THE PROBLEM :: For each line of the listing that contains "Selective", make a copy and return it.

--- MATERIAL SHOWN ---

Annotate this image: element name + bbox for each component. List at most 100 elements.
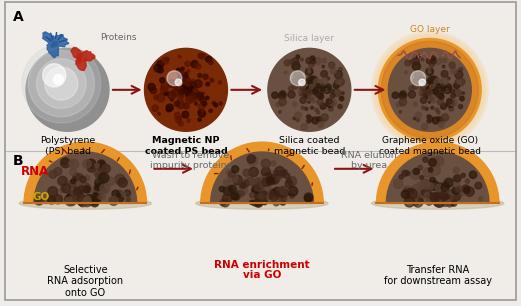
Circle shape xyxy=(77,194,85,203)
Circle shape xyxy=(307,84,315,92)
Circle shape xyxy=(195,102,197,105)
Circle shape xyxy=(301,78,305,82)
Wedge shape xyxy=(201,142,323,203)
Circle shape xyxy=(232,175,242,185)
Circle shape xyxy=(310,85,316,91)
Circle shape xyxy=(429,80,435,86)
Circle shape xyxy=(439,192,449,202)
Circle shape xyxy=(312,117,319,124)
Circle shape xyxy=(195,64,201,69)
Circle shape xyxy=(423,92,427,97)
Circle shape xyxy=(100,194,105,200)
Circle shape xyxy=(37,198,42,203)
Circle shape xyxy=(371,31,489,148)
Circle shape xyxy=(434,199,440,205)
Circle shape xyxy=(292,58,299,65)
Circle shape xyxy=(458,78,465,85)
Circle shape xyxy=(223,179,230,186)
Circle shape xyxy=(428,193,435,200)
Circle shape xyxy=(249,167,258,177)
Circle shape xyxy=(262,199,267,205)
Circle shape xyxy=(271,161,276,166)
Circle shape xyxy=(388,48,472,131)
Circle shape xyxy=(280,91,286,96)
Circle shape xyxy=(74,188,81,195)
Circle shape xyxy=(184,86,188,91)
Circle shape xyxy=(178,116,181,120)
Circle shape xyxy=(81,183,90,192)
Circle shape xyxy=(183,84,189,89)
Circle shape xyxy=(416,55,420,58)
Circle shape xyxy=(429,61,435,67)
Circle shape xyxy=(125,190,131,196)
Circle shape xyxy=(263,173,272,182)
Circle shape xyxy=(61,184,71,193)
Circle shape xyxy=(168,80,176,88)
Text: Selective
RNA adsorption
onto GO: Selective RNA adsorption onto GO xyxy=(47,265,123,298)
Circle shape xyxy=(183,86,189,91)
Circle shape xyxy=(301,106,304,109)
Circle shape xyxy=(300,85,307,93)
Circle shape xyxy=(338,104,342,109)
Circle shape xyxy=(427,119,431,123)
Circle shape xyxy=(306,89,312,95)
Circle shape xyxy=(428,168,433,172)
Circle shape xyxy=(181,67,184,70)
Circle shape xyxy=(292,83,298,89)
Circle shape xyxy=(304,88,312,96)
Circle shape xyxy=(279,92,286,99)
Circle shape xyxy=(407,191,413,196)
Circle shape xyxy=(200,97,206,103)
Circle shape xyxy=(317,88,324,95)
Circle shape xyxy=(305,107,308,110)
Circle shape xyxy=(178,71,185,78)
Circle shape xyxy=(185,96,192,103)
Circle shape xyxy=(187,70,190,72)
Circle shape xyxy=(312,87,320,95)
Circle shape xyxy=(423,157,428,162)
Circle shape xyxy=(437,200,442,205)
Circle shape xyxy=(478,197,483,201)
Text: Proteins: Proteins xyxy=(100,33,137,42)
Circle shape xyxy=(296,118,299,121)
Circle shape xyxy=(409,86,414,91)
Circle shape xyxy=(448,190,455,197)
Circle shape xyxy=(421,58,424,61)
Circle shape xyxy=(421,106,425,109)
Circle shape xyxy=(166,106,171,112)
Circle shape xyxy=(475,182,482,189)
Circle shape xyxy=(238,185,247,195)
Circle shape xyxy=(317,85,322,90)
Circle shape xyxy=(318,83,324,88)
Circle shape xyxy=(413,168,419,174)
Circle shape xyxy=(84,175,90,181)
Circle shape xyxy=(279,199,286,205)
Circle shape xyxy=(76,190,82,196)
Circle shape xyxy=(405,71,407,74)
Circle shape xyxy=(49,38,53,42)
Circle shape xyxy=(418,165,423,170)
Circle shape xyxy=(409,60,413,63)
Circle shape xyxy=(77,58,82,63)
Circle shape xyxy=(115,174,125,185)
Circle shape xyxy=(78,58,81,61)
Circle shape xyxy=(206,56,212,62)
Circle shape xyxy=(419,186,426,192)
Circle shape xyxy=(457,192,462,197)
Circle shape xyxy=(450,99,457,106)
Circle shape xyxy=(316,84,320,88)
Circle shape xyxy=(438,85,442,90)
Circle shape xyxy=(405,60,411,66)
Circle shape xyxy=(301,58,303,61)
Circle shape xyxy=(431,196,436,201)
Circle shape xyxy=(34,196,43,205)
Circle shape xyxy=(231,191,240,200)
Circle shape xyxy=(58,177,65,185)
Circle shape xyxy=(441,87,445,91)
Circle shape xyxy=(68,198,76,206)
Circle shape xyxy=(54,74,64,84)
Circle shape xyxy=(456,186,463,192)
Circle shape xyxy=(98,173,109,183)
Circle shape xyxy=(77,180,85,189)
Circle shape xyxy=(301,89,305,93)
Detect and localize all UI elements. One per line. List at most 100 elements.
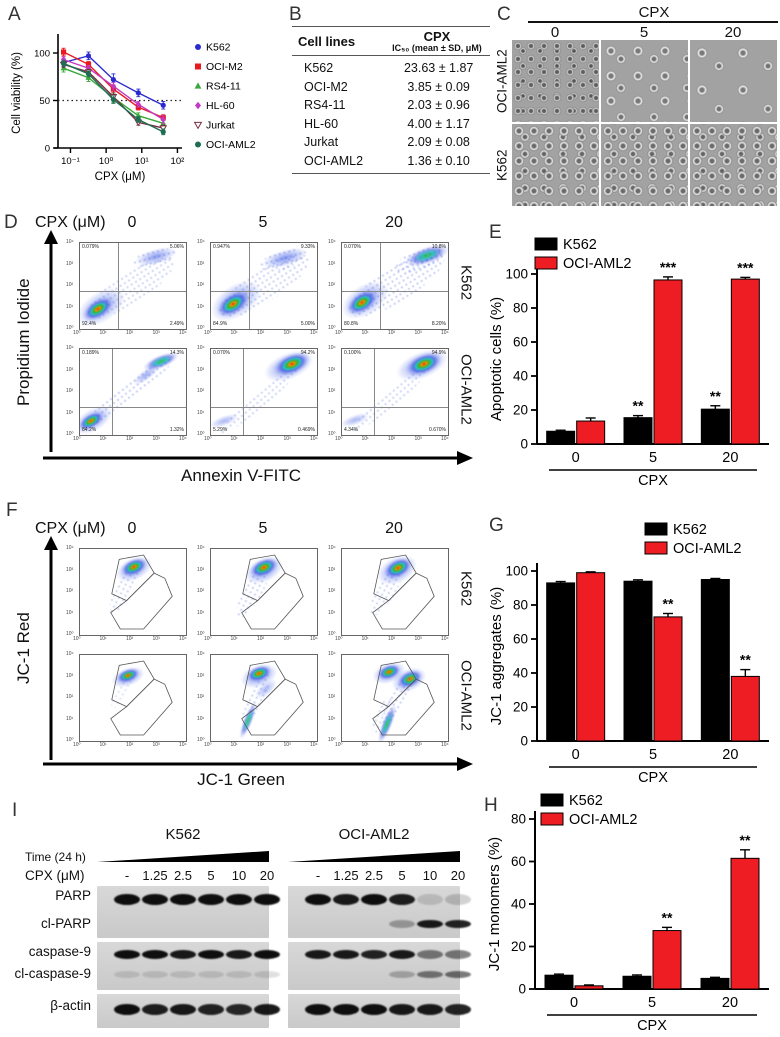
bar-K562: [700, 579, 730, 742]
flow-plot: [210, 654, 318, 742]
flow-y-tick: 10⁰: [66, 431, 74, 437]
category-label: 0: [572, 450, 580, 466]
y-tick-label: 60: [513, 632, 528, 647]
lane-dose-label: 20: [259, 868, 275, 883]
blot-group-oci: OCI-AML2: [338, 826, 410, 843]
flow-x-tick: 10³: [283, 330, 291, 336]
flow-y-tick: 10⁴: [66, 545, 74, 551]
cell-line-name: K562: [304, 61, 334, 76]
quadrant-pct-ur: 94.9%: [431, 350, 446, 356]
protein-band: [417, 920, 443, 928]
quadrant-pct-ll: 84.2%: [82, 427, 97, 433]
flow-y-tick: 10⁰: [66, 631, 74, 637]
y-tick-label: 20: [511, 939, 526, 954]
bar-K562: [622, 975, 652, 990]
protein-band: [226, 1004, 252, 1015]
protein-band: [389, 971, 415, 978]
protein-band: [114, 1004, 140, 1015]
legend-label: RS4-11: [206, 81, 241, 93]
marker: [195, 63, 201, 70]
flow-y-tick: 10⁰: [328, 631, 336, 637]
flow-y-tick: 10²: [197, 694, 205, 700]
flow-x-tick: 10¹: [361, 636, 369, 642]
y-tick-label: 60: [513, 335, 528, 350]
protein-band: [254, 950, 280, 959]
quadrant-pct-ll: 4.34%: [344, 427, 359, 433]
legend-label: K562: [206, 42, 231, 54]
lane-dose-label: 5: [207, 868, 215, 883]
col-header-cpx: CPX IC₅₀ (mean ± SD, μM): [384, 30, 490, 53]
table-row: K562 23.63 ± 1.87: [292, 59, 490, 78]
flow-x-tick: 10²: [257, 330, 265, 336]
protein-band: [333, 950, 359, 959]
table-row: OCI-M2 3.85 ± 0.09: [292, 78, 490, 97]
flow-x-tick: 10¹: [230, 330, 238, 336]
panel-d-label: D: [4, 212, 18, 233]
panel-d-dose-5: 5: [258, 214, 268, 231]
quadrant-pct-lr: 8.20%: [431, 321, 446, 327]
y-axis-label: Apoptotic cells (%): [488, 297, 505, 421]
legend-label: OCI-M2: [206, 61, 243, 73]
panel-d-xlabel: Annexin V-FITC: [181, 466, 301, 485]
flow-y-tick: 10²: [197, 388, 205, 394]
flow-y-tick: 10¹: [328, 609, 336, 616]
flow-x-tick: 10³: [152, 636, 160, 642]
ic50-value: 23.63 ± 1.87: [403, 61, 474, 76]
x-tick-label: 10¹: [135, 156, 149, 167]
flow-y-tick: 10¹: [66, 715, 74, 722]
ic50-value: 4.00 ± 1.17: [407, 116, 470, 131]
flow-y-tick: 10¹: [328, 409, 336, 416]
quadrant-hline: [211, 291, 317, 292]
flow-x-tick: 10²: [257, 636, 265, 642]
flow-y-tick: 10³: [328, 260, 336, 267]
panel-c-dose-0: 0: [550, 24, 560, 41]
flow-y-tick: 10¹: [197, 409, 205, 416]
flow-x-tick: 10¹: [99, 636, 107, 642]
protein-band: [170, 971, 196, 978]
gate-polygon: [111, 554, 155, 602]
x-tick-label: 10⁻¹: [61, 156, 80, 167]
flow-x-tick: 10²: [126, 436, 134, 442]
legend-swatch: [540, 812, 564, 826]
flow-y-tick: 10⁰: [328, 431, 336, 437]
y-tick-label: 80: [511, 812, 526, 827]
bar-K562: [700, 408, 730, 445]
protein-band: [361, 950, 387, 959]
protein-band: [142, 1004, 168, 1015]
gate-overlay: [372, 660, 435, 736]
flow-y-tick: 10⁴: [197, 651, 205, 657]
quadrant-pct-ul: 0.070%: [213, 350, 230, 356]
protein-band: [305, 950, 331, 959]
protein-band: [389, 894, 415, 905]
x-axis-label: CPX: [638, 770, 668, 786]
lane-dose-label: 10: [231, 868, 247, 883]
y-axis-arrow: [44, 536, 58, 760]
table-bottom-rule: [292, 173, 490, 175]
ic50-value: 1.36 ± 0.10: [407, 153, 470, 168]
legend-label: HL-60: [206, 100, 235, 112]
panel-c-row-k562: K562: [494, 149, 510, 181]
ic50-table: Cell lines CPX IC₅₀ (mean ± SD, μM) K562…: [292, 26, 490, 175]
quadrant-pct-lr: 0.670%: [429, 427, 446, 433]
protein-band: [417, 971, 443, 978]
protein-label-clcasp9: cl-caspase-9: [14, 966, 91, 981]
protein-band: [254, 971, 280, 978]
legend-swatch: [534, 256, 558, 270]
protein-band: [417, 950, 443, 959]
flow-plot: 0.070% 10.8% 80.8% 8.20%: [341, 242, 449, 330]
bar-K562: [623, 580, 653, 742]
significance-label: **: [740, 652, 751, 668]
flow-plot: [79, 548, 187, 636]
gate-overlay: [110, 554, 173, 630]
marker: [195, 101, 201, 110]
y-axis-label: Cell viability (%): [11, 52, 23, 134]
flow-y-tick: 10³: [66, 366, 74, 373]
flow-y-tick: 10⁰: [197, 737, 205, 743]
quadrant-pct-ll: 80.8%: [344, 321, 359, 327]
flow-x-tick: 10⁴: [310, 436, 318, 442]
gate-polygon: [242, 660, 286, 708]
flow-plot: [341, 654, 449, 742]
micrograph-k562-20: [690, 124, 777, 206]
protein-band: [389, 920, 415, 928]
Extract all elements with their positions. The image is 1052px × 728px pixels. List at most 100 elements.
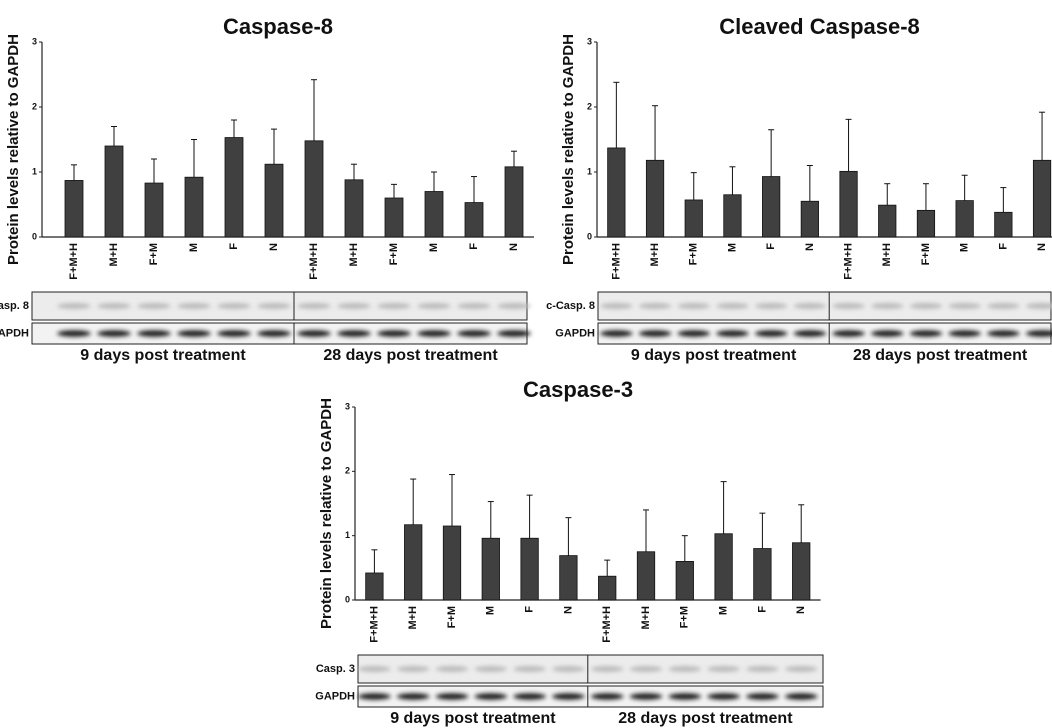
- x-tick-label: M+H: [108, 243, 120, 267]
- bar: [646, 160, 663, 237]
- x-tick-label: F+M: [679, 606, 691, 628]
- bar: [305, 141, 323, 237]
- y-tick-label: 1: [587, 166, 592, 176]
- blot-band: [417, 303, 451, 309]
- bar: [1033, 160, 1050, 237]
- x-tick-label: F: [524, 606, 536, 613]
- blot-band: [600, 330, 633, 336]
- bar: [840, 171, 857, 237]
- blot-band: [358, 666, 391, 672]
- x-tick-label: F+M: [920, 243, 932, 265]
- y-tick-label: 3: [345, 401, 350, 411]
- blot-band: [871, 330, 904, 336]
- x-tick-label: F+M: [688, 243, 700, 265]
- x-tick-label: F+M+H: [308, 243, 320, 280]
- blot-band: [337, 330, 371, 336]
- bar: [465, 203, 483, 237]
- x-tick-label: F+M: [446, 606, 458, 628]
- blot-label: GAPDH: [0, 327, 29, 339]
- x-tick-label: F+M+H: [601, 606, 613, 643]
- bar: [801, 201, 818, 237]
- blot-band: [513, 666, 546, 672]
- blot-band: [832, 330, 865, 336]
- blot-band: [57, 330, 91, 336]
- blot-band: [591, 666, 624, 672]
- y-tick-label: 2: [587, 101, 592, 111]
- bar: [366, 573, 383, 600]
- blot-band: [457, 303, 491, 309]
- x-tick-label: F+M: [388, 243, 400, 265]
- x-tick-label: M: [718, 606, 730, 615]
- blot-band: [297, 330, 331, 336]
- bar: [225, 138, 243, 237]
- bar: [792, 543, 809, 600]
- x-tick-label: F: [765, 243, 777, 250]
- bar: [505, 167, 523, 237]
- blot-band: [552, 693, 585, 699]
- bar: [521, 538, 538, 600]
- blot-label: Casp. 3: [316, 663, 355, 675]
- bar: [425, 192, 443, 238]
- blot-band: [669, 693, 702, 699]
- x-tick-label: M+H: [881, 243, 893, 267]
- bar: [637, 552, 654, 600]
- bar: [145, 183, 163, 237]
- bar: [724, 195, 741, 237]
- bar: [404, 525, 421, 600]
- x-tick-label: F+M+H: [610, 243, 622, 280]
- y-tick-label: 2: [32, 101, 37, 111]
- y-tick-label: 0: [32, 231, 37, 241]
- x-tick-label: N: [508, 243, 520, 251]
- chart-title: Caspase-3: [523, 377, 633, 402]
- bar: [185, 177, 203, 237]
- bar: [762, 177, 779, 237]
- bar: [385, 198, 403, 237]
- bar: [105, 146, 123, 237]
- blot-band: [358, 693, 391, 699]
- y-tick-label: 1: [345, 530, 350, 540]
- blot-band: [377, 330, 411, 336]
- blot-band: [755, 330, 788, 336]
- blot-band: [630, 693, 663, 699]
- blot-band: [552, 666, 585, 672]
- blot-band: [377, 303, 411, 309]
- blot-band: [475, 666, 508, 672]
- blot-band: [910, 330, 943, 336]
- blot-band: [910, 303, 943, 309]
- blot-band: [987, 330, 1020, 336]
- x-tick-label: M: [188, 243, 200, 252]
- blot-band: [794, 303, 827, 309]
- blot-label: GAPDH: [555, 327, 595, 339]
- blot-band: [639, 330, 672, 336]
- blot-band: [97, 330, 131, 336]
- blot-band: [497, 330, 531, 336]
- bar: [685, 200, 702, 237]
- y-axis-label: Protein levels relative to GAPDH: [5, 34, 22, 265]
- blot-band: [137, 303, 171, 309]
- blot-band: [716, 303, 749, 309]
- bar: [345, 180, 363, 237]
- blot-band: [257, 330, 291, 336]
- blot-band: [217, 303, 251, 309]
- x-tick-label: F+M+H: [368, 606, 380, 643]
- bar: [65, 180, 83, 237]
- group-label: 9 days post treatment: [390, 710, 556, 727]
- blot-band: [337, 303, 371, 309]
- bar: [560, 556, 577, 600]
- blot-band: [297, 303, 331, 309]
- blot-band: [669, 666, 702, 672]
- bar: [917, 210, 934, 237]
- y-axis-label: Protein levels relative to GAPDH: [560, 34, 577, 265]
- blot-band: [513, 693, 546, 699]
- blot-band: [639, 303, 672, 309]
- blot-band: [785, 666, 818, 672]
- group-label: 28 days post treatment: [323, 347, 498, 364]
- blot-band: [987, 303, 1020, 309]
- y-tick-label: 3: [32, 36, 37, 46]
- blot-label: GAPDH: [315, 690, 355, 702]
- x-tick-label: F: [756, 606, 768, 613]
- blot-band: [746, 666, 779, 672]
- x-tick-label: N: [795, 606, 807, 614]
- bar: [879, 205, 896, 237]
- x-tick-label: M+H: [649, 243, 661, 267]
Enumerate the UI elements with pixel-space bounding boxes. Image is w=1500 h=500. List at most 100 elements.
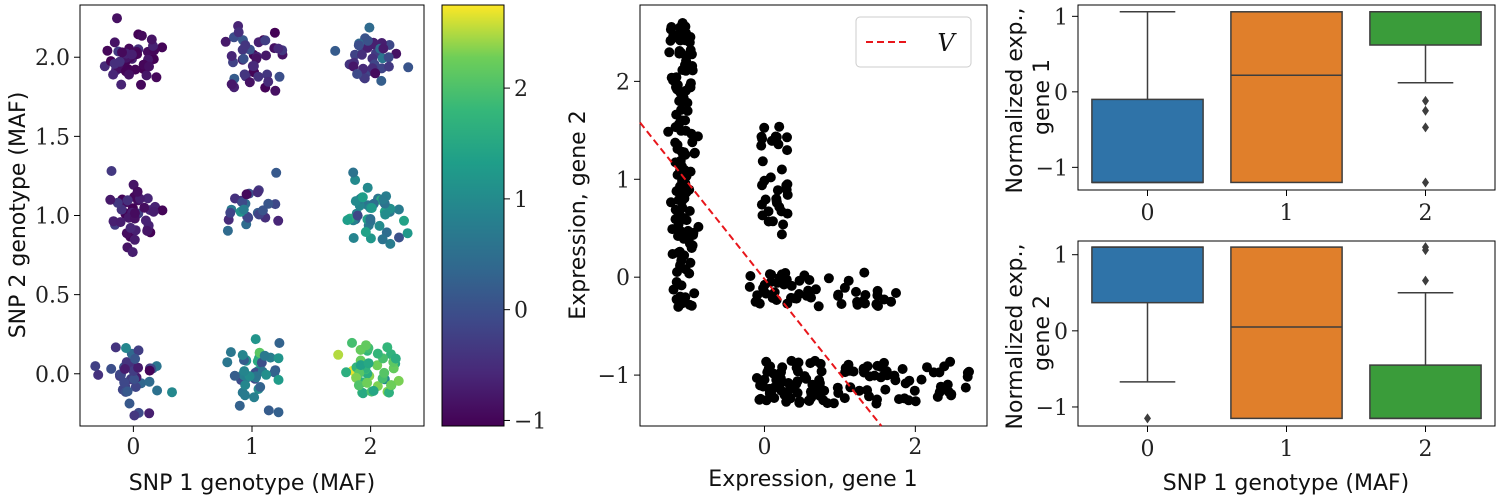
genotype-point [259,350,270,361]
genotype-point [129,374,140,385]
genotype-point [90,361,101,372]
expression-point [786,280,797,291]
genotype-point [222,225,233,236]
expression-point [693,221,704,232]
box-1 [1230,246,1343,420]
genotype-point [250,334,261,345]
genotype-point [394,232,404,243]
genotype-point [374,220,385,231]
x-tick-label: 0 [126,435,140,460]
genotype-scatter-points [90,13,414,421]
boxplot-gene1-boxes [1091,11,1482,188]
colorbar-tick-label: 2 [514,77,528,102]
genotype-point [241,189,252,200]
genotype-point [330,45,341,56]
genotype-point [273,374,284,385]
genotype-point [142,225,153,236]
genotype-point [372,348,383,359]
x-tick-label: 1 [1280,437,1294,462]
outlier-point [1422,275,1429,286]
genotype-point [342,215,353,226]
genotype-point [151,72,162,83]
expression-point [890,375,901,386]
box-0 [1091,246,1204,424]
x-tick-label: 0 [1141,437,1155,462]
expression-point [674,48,685,59]
expression-point [816,366,827,377]
x-tick-label: 2 [1419,201,1433,226]
expression-point [875,372,886,383]
expression-point [960,382,971,393]
expression-point [946,389,957,400]
genotype-point [383,61,394,72]
expression-point [760,194,771,205]
expression-point [744,281,755,292]
genotype-point [136,30,147,41]
expression-point [843,275,854,286]
expression-point [666,197,676,208]
expression-point [680,292,691,303]
x-tick-label: 1 [1280,201,1294,226]
genotype-point [382,342,393,353]
expression-point [757,156,768,167]
expression-point [757,210,768,221]
boxplot-gene1-panel: 0 1 2 −1 0 1 Normalized exp., gene 1 [1003,4,1496,226]
expression-point [673,301,684,312]
expression-point [684,81,695,92]
genotype-point [355,360,366,371]
box-0 [1091,11,1204,184]
expression-point [759,279,770,290]
genotype-point [359,73,370,84]
expression-point [677,26,688,37]
x-tick-label: 2 [908,435,922,460]
expression-point [670,122,681,133]
genotype-point [380,209,391,220]
expression-point [781,184,792,195]
genotype-point [274,71,285,82]
genotype-point [360,227,371,237]
expression-point [776,164,787,175]
iqr-box [1091,246,1204,304]
genotype-point [261,369,272,380]
expression-point [928,367,939,378]
boxplot-gene2-xlabel: SNP 1 genotype (MAF) [1163,471,1410,496]
expression-point [843,359,854,370]
expression-point [761,356,772,367]
x-tick-label: 0 [1141,201,1155,226]
expression-point [872,285,883,296]
genotype-point [238,53,249,64]
genotype-point [226,79,237,90]
genotype-point [119,377,130,388]
expression-point [778,219,789,230]
expression-point [818,395,829,406]
boxplot-gene1-ylabel-line2: gene 1 [1030,59,1055,135]
expression-point [684,268,695,279]
colorbar-tick-label: −1 [514,409,546,434]
expression-point [864,391,874,402]
boxplot-gene2-ylabel-line1: Normalized exp., [1003,244,1028,430]
expression-point [860,298,870,309]
genotype-point [249,392,260,403]
x-tick-label: 2 [364,435,378,460]
expression-point [792,366,803,377]
expression-point [891,288,901,298]
genotype-point [263,76,274,87]
boxplot-gene2-ticks: 0 1 2 −1 0 1 [1036,244,1433,462]
y-tick-label: 2 [616,70,630,95]
genotype-point [365,214,376,224]
expression-point [794,275,805,286]
expression-point [689,148,700,159]
y-tick-label: 1.5 [35,125,70,150]
expression-point [667,224,678,235]
genotype-point [347,337,357,348]
genotype-point [105,194,116,205]
genotype-point [362,377,373,388]
genotype-point [273,43,284,54]
expression-point [894,394,904,405]
genotype-point [348,167,359,178]
genotype-point [248,61,259,71]
expression-point [670,204,681,215]
genotype-point [144,61,154,72]
expression-point [664,47,675,58]
genotype-scatter-ticks: 0 1 2 0.0 0.5 1.0 1.5 2.0 [35,46,378,460]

---

RESPONSE TO THIS EXERCISE ::
Text: Selective
onto GO: Selective RNA adsorption onto GO xyxy=(47,265,123,298)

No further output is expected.